PROMPT
Count the lines below that contain the word "Dimension", and reply with only that number.

EXERCISE DATA
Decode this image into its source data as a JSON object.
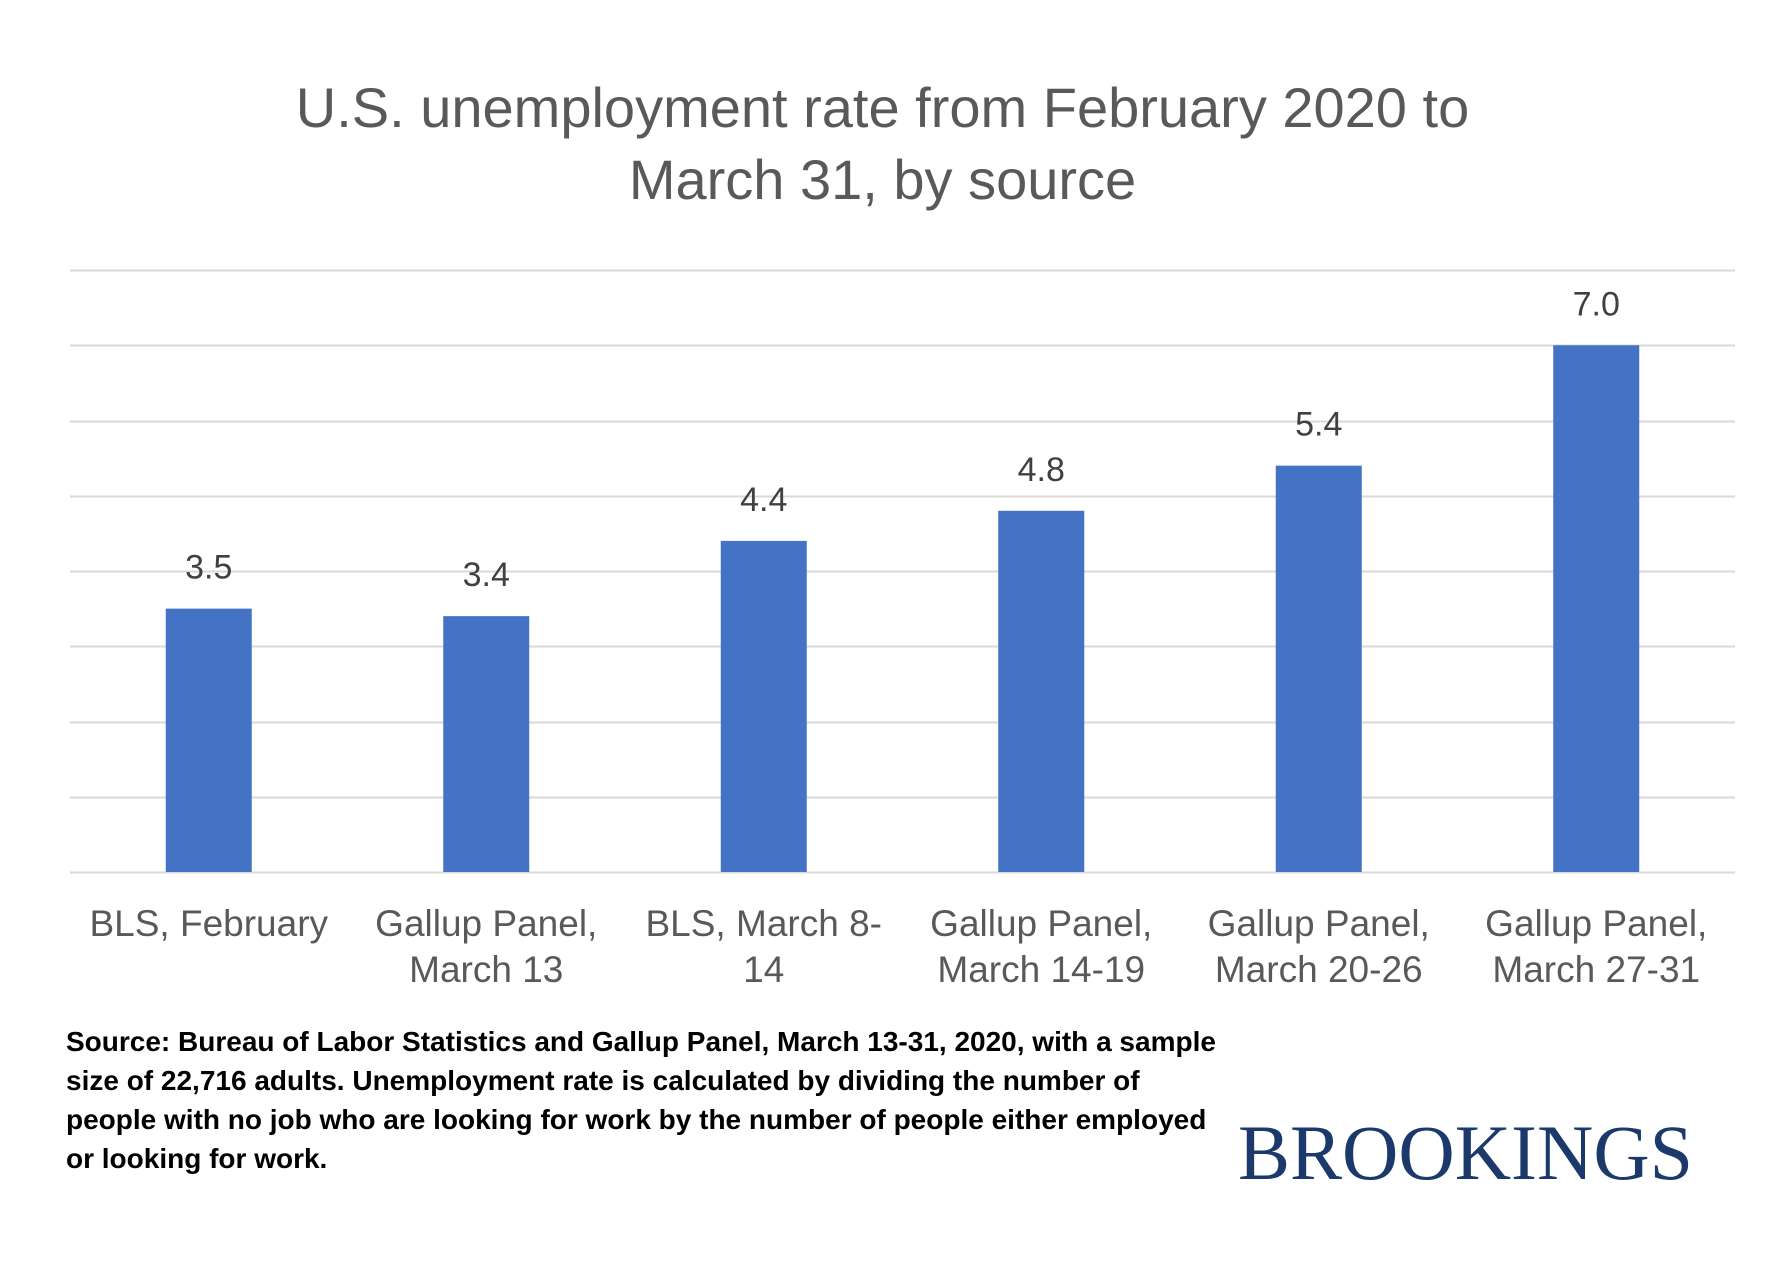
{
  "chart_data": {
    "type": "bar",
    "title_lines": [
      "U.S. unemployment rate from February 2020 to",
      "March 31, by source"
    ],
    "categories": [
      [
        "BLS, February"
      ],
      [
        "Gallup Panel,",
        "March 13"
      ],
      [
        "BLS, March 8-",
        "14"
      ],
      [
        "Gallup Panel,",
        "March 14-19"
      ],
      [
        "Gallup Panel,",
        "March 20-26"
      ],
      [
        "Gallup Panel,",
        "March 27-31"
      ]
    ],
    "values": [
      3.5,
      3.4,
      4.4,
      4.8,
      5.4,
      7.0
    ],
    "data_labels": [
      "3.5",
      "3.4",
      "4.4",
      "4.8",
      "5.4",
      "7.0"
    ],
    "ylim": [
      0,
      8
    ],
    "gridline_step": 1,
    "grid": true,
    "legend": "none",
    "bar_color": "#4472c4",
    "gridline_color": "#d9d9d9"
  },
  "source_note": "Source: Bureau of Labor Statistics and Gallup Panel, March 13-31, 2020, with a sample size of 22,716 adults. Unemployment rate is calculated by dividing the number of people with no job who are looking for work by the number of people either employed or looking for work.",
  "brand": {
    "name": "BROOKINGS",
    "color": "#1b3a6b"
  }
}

---

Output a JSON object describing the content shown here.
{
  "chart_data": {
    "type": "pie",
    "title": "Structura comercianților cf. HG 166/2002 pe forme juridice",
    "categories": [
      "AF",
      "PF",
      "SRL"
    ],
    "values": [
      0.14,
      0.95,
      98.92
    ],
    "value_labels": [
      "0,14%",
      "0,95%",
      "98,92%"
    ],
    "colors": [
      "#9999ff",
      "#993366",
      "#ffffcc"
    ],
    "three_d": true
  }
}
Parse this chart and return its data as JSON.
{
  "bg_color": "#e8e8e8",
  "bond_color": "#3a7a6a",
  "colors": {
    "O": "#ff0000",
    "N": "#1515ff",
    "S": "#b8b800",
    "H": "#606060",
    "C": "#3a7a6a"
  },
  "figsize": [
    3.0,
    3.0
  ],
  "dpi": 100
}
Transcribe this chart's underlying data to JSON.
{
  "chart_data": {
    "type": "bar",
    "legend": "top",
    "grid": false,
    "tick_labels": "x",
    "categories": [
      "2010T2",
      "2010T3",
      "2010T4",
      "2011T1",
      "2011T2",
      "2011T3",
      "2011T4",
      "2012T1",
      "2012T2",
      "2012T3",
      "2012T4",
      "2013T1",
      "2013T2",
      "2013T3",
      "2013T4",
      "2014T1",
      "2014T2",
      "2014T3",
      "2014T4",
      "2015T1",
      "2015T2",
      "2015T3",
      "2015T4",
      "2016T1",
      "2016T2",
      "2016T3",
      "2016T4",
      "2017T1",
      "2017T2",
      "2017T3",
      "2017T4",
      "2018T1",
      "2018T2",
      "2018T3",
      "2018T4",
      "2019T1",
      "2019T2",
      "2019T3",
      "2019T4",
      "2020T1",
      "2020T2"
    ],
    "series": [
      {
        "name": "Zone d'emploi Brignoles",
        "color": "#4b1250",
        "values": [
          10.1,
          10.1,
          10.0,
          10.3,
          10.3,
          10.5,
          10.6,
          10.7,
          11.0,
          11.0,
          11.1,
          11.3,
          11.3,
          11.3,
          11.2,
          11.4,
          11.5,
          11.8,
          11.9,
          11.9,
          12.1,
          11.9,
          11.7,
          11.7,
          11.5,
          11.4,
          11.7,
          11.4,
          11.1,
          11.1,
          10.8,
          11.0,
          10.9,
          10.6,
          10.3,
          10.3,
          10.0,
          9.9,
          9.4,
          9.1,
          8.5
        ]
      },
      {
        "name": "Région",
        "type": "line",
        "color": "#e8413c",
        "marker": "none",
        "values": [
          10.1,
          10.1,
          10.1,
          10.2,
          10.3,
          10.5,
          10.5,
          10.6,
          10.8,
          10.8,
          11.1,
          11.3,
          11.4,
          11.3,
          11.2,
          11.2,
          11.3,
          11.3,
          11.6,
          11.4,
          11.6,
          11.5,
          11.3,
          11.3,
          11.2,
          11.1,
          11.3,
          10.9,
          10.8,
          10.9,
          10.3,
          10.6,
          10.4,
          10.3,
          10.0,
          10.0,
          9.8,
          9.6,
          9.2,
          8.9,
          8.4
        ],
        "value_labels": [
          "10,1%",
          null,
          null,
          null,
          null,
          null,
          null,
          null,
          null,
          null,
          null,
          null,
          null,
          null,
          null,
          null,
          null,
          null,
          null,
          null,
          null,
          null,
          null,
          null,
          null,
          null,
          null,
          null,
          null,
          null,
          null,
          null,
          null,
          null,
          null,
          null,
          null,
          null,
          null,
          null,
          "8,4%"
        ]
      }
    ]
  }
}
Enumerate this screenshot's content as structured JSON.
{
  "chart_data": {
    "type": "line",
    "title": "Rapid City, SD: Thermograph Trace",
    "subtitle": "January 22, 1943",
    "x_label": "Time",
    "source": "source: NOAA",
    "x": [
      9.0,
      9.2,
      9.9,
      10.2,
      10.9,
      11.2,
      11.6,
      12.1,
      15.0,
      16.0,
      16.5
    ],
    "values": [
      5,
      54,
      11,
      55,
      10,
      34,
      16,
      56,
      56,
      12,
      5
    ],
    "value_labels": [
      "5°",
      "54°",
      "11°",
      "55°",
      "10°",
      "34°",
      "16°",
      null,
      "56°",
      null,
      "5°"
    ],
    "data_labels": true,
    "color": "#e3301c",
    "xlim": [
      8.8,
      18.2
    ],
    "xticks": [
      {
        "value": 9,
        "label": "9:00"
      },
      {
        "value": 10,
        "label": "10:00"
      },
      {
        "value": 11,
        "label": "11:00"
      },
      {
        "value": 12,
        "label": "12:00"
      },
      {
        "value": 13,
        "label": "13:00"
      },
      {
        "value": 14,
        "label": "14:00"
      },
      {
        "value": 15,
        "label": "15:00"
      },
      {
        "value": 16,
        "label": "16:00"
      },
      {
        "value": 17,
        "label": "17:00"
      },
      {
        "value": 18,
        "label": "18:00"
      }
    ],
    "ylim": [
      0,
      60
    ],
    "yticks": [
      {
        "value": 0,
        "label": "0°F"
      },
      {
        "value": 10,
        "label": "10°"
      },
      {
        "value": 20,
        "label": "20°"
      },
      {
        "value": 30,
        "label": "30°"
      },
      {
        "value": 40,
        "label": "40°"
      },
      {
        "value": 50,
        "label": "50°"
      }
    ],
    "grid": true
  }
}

---

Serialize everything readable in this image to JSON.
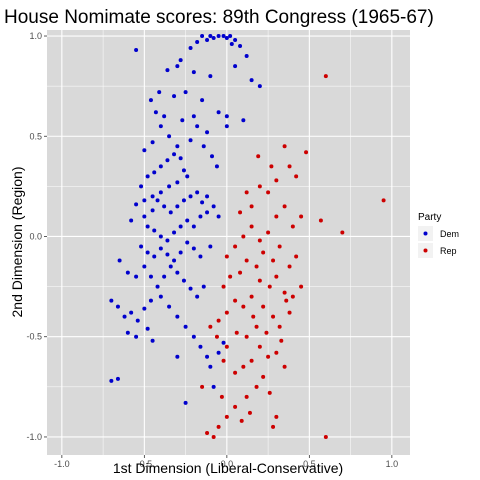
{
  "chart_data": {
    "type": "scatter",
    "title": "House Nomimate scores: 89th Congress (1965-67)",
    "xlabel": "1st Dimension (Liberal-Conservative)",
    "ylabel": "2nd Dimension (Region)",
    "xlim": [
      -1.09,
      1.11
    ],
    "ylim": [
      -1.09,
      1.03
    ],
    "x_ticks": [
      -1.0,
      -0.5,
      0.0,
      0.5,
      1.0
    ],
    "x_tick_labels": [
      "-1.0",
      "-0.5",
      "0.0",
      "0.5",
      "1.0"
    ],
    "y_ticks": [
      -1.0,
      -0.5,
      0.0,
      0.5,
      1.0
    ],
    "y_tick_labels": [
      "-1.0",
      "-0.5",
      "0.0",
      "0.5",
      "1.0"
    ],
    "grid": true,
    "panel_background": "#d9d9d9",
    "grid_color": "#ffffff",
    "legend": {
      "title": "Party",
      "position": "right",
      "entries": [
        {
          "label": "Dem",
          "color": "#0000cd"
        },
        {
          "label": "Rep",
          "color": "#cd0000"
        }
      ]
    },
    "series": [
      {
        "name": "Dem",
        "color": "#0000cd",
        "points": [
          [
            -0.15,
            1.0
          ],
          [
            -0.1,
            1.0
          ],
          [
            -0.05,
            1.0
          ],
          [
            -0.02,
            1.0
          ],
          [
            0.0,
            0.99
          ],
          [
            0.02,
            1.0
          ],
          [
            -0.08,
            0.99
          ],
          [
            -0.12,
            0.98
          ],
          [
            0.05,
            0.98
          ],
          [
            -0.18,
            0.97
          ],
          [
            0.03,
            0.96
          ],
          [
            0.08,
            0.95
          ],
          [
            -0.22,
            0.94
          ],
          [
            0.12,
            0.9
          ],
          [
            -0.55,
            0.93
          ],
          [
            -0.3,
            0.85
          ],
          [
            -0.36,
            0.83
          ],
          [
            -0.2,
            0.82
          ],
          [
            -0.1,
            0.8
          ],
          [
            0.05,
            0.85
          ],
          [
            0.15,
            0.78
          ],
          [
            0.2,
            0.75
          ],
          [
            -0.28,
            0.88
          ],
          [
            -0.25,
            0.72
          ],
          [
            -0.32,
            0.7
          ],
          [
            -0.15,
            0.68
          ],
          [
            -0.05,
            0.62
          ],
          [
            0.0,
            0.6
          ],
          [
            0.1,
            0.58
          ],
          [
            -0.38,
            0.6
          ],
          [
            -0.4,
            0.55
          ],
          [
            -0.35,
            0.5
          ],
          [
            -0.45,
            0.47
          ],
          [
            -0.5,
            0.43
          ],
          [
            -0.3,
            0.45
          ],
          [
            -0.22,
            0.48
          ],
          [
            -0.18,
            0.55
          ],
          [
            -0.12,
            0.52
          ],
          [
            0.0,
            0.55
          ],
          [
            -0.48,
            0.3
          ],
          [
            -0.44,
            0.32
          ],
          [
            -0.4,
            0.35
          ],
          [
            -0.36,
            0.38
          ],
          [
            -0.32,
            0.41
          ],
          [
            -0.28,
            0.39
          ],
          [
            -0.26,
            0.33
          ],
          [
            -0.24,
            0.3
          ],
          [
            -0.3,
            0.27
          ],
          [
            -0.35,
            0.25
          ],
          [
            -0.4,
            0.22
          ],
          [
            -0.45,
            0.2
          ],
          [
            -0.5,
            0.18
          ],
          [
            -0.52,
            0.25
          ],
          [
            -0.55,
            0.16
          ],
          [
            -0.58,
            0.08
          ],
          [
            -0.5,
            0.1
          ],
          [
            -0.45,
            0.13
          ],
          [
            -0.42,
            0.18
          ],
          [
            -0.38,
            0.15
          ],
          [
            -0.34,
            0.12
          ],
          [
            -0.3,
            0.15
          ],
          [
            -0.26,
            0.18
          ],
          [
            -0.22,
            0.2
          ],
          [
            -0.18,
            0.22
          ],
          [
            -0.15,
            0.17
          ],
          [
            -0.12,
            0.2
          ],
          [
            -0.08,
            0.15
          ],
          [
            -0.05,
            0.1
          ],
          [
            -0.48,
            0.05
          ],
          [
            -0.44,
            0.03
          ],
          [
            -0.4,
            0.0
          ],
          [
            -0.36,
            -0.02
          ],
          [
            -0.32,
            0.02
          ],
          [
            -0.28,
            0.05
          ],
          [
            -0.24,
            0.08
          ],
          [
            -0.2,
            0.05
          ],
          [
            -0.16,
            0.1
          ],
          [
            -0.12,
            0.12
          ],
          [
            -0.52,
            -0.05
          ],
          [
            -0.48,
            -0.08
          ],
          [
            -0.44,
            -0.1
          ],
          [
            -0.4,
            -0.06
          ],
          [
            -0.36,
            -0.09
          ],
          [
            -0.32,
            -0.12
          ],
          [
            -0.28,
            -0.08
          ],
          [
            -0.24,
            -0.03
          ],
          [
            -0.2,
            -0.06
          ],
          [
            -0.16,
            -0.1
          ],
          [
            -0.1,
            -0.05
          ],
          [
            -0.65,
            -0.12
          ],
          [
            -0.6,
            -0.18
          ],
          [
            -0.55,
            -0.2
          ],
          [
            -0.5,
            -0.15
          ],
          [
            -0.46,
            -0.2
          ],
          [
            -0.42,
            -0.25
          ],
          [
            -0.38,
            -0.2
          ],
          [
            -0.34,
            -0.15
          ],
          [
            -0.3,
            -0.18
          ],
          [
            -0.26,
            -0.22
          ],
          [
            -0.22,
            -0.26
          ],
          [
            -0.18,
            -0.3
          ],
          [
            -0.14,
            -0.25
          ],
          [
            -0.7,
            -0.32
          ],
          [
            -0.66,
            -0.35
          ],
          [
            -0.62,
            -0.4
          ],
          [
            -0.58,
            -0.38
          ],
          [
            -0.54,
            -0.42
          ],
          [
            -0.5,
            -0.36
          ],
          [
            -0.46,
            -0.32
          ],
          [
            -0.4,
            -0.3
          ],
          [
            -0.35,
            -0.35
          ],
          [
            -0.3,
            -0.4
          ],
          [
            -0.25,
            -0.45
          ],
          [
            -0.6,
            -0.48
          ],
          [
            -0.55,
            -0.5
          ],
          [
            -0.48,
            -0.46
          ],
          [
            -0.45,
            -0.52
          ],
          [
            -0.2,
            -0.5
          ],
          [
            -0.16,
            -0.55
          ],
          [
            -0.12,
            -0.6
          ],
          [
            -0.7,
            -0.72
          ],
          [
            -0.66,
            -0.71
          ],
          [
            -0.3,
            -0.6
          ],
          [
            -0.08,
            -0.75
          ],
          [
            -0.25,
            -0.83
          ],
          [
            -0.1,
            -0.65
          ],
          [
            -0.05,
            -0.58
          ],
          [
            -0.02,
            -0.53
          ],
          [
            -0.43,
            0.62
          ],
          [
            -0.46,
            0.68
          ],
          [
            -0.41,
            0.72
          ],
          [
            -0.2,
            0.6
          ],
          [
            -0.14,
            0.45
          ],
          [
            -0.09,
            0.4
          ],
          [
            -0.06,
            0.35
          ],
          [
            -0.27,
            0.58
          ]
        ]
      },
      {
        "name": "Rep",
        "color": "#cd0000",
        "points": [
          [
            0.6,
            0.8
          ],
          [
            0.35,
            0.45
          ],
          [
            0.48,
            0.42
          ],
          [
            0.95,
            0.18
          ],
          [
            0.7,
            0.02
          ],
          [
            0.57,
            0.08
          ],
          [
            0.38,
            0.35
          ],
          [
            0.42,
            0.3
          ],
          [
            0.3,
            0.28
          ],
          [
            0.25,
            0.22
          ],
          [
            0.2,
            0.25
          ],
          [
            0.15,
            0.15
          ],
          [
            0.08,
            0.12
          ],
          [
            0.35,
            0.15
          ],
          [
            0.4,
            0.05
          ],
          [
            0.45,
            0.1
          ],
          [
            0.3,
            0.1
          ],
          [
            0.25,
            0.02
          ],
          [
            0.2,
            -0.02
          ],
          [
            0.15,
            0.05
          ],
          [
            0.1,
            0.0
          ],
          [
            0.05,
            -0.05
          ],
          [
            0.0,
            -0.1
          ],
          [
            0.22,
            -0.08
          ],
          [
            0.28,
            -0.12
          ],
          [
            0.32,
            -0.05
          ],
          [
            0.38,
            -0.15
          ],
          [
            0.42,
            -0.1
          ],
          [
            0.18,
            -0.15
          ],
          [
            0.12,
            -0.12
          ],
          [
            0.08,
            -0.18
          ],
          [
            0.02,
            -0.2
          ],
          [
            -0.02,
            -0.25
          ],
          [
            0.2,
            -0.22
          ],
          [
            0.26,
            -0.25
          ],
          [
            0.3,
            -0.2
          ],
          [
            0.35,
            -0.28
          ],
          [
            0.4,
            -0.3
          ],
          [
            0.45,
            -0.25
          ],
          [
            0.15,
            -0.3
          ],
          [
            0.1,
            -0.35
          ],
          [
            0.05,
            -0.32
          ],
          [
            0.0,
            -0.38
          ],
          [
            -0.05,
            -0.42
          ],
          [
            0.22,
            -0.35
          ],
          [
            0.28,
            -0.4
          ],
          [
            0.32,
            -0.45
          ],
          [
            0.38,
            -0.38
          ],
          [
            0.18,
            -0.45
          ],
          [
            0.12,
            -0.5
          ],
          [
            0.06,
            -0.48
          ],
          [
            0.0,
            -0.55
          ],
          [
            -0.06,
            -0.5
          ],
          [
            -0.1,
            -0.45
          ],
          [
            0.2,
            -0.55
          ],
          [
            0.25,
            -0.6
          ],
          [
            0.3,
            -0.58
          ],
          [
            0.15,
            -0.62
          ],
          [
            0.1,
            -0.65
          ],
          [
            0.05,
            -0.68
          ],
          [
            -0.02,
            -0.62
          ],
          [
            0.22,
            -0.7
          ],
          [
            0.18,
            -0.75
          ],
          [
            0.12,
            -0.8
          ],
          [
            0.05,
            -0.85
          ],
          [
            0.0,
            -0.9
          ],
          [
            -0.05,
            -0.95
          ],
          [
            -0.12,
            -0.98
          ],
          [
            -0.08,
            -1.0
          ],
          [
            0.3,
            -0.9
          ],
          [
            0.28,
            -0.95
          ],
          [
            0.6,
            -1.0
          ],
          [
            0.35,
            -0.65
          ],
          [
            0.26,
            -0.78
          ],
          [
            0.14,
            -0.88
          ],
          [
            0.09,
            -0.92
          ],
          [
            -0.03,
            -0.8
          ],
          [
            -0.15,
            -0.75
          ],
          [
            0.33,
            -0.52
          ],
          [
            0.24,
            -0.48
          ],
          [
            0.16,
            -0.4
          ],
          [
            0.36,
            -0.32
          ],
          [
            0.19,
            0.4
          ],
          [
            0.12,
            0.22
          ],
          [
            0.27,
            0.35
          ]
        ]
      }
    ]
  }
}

REPLY
2